» **AIM**
Write out every line of the material as it stands, apart from the pictures.
-- start of DATA FOR THE TASK --
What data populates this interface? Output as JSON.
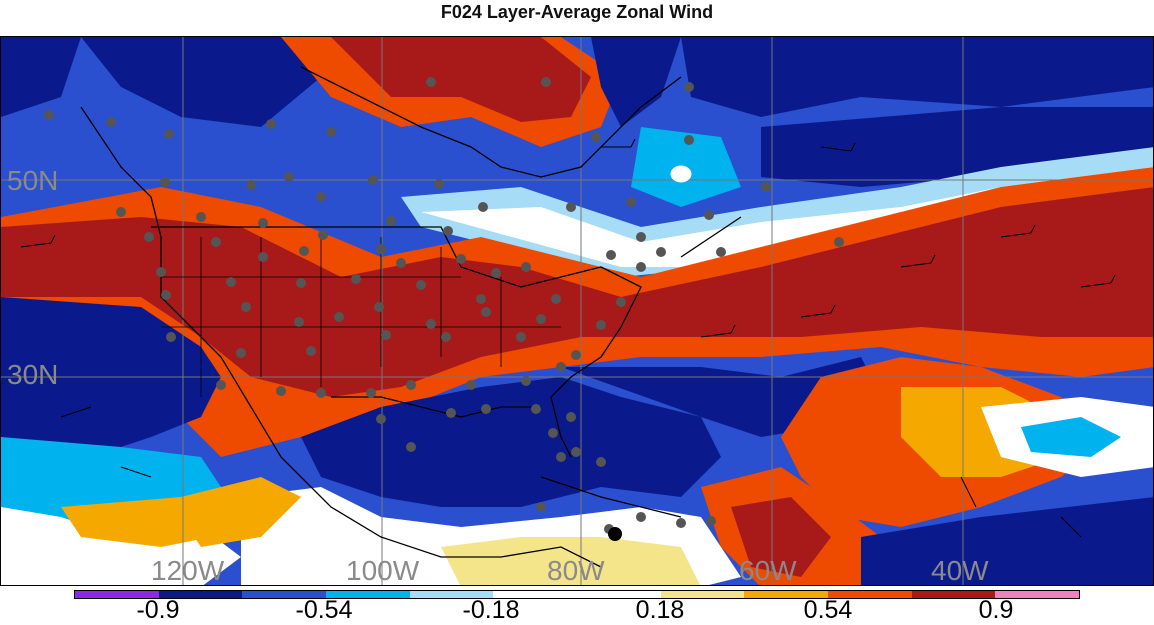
{
  "title": "F024 Layer-Average Zonal Wind",
  "map": {
    "lat_labels": [
      "50N",
      "30N"
    ],
    "lon_labels": [
      "120W",
      "100W",
      "80W",
      "60W",
      "40W"
    ]
  },
  "colorbar": {
    "colors": [
      "#8a2be2",
      "#0a1a8c",
      "#2a4fcf",
      "#00b2ee",
      "#a6dcf5",
      "#ffffff",
      "#ffffff",
      "#f5e58a",
      "#f5a800",
      "#ee4a00",
      "#a81a1a",
      "#f080c0"
    ],
    "labels": [
      "-0.9",
      "-0.54",
      "-0.18",
      "0.18",
      "0.54",
      "0.9"
    ]
  },
  "palette": {
    "strong_negative": "#0a1a8c",
    "negative": "#2a4fcf",
    "weak_negative": "#00b2ee",
    "near_zero": "#ffffff",
    "weak_positive": "#f5e58a",
    "positive": "#f5a800",
    "strong_positive": "#ee4a00",
    "max_positive": "#a81a1a"
  }
}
-- end of DATA FOR THE TASK --
» **RESULT FOR THIS TASK**
What data populates this interface? Output as JSON.
{
  "title": "F024 Layer-Average Zonal Wind",
  "map": {
    "lat_labels": [
      "50N",
      "30N"
    ],
    "lon_labels": [
      "120W",
      "100W",
      "80W",
      "60W",
      "40W"
    ]
  },
  "colorbar": {
    "colors": [
      "#8a2be2",
      "#0a1a8c",
      "#2a4fcf",
      "#00b2ee",
      "#a6dcf5",
      "#ffffff",
      "#ffffff",
      "#f5e58a",
      "#f5a800",
      "#ee4a00",
      "#a81a1a",
      "#f080c0"
    ],
    "labels": [
      "-0.9",
      "-0.54",
      "-0.18",
      "0.18",
      "0.54",
      "0.9"
    ]
  },
  "palette": {
    "strong_negative": "#0a1a8c",
    "negative": "#2a4fcf",
    "weak_negative": "#00b2ee",
    "near_zero": "#ffffff",
    "weak_positive": "#f5e58a",
    "positive": "#f5a800",
    "strong_positive": "#ee4a00",
    "max_positive": "#a81a1a"
  }
}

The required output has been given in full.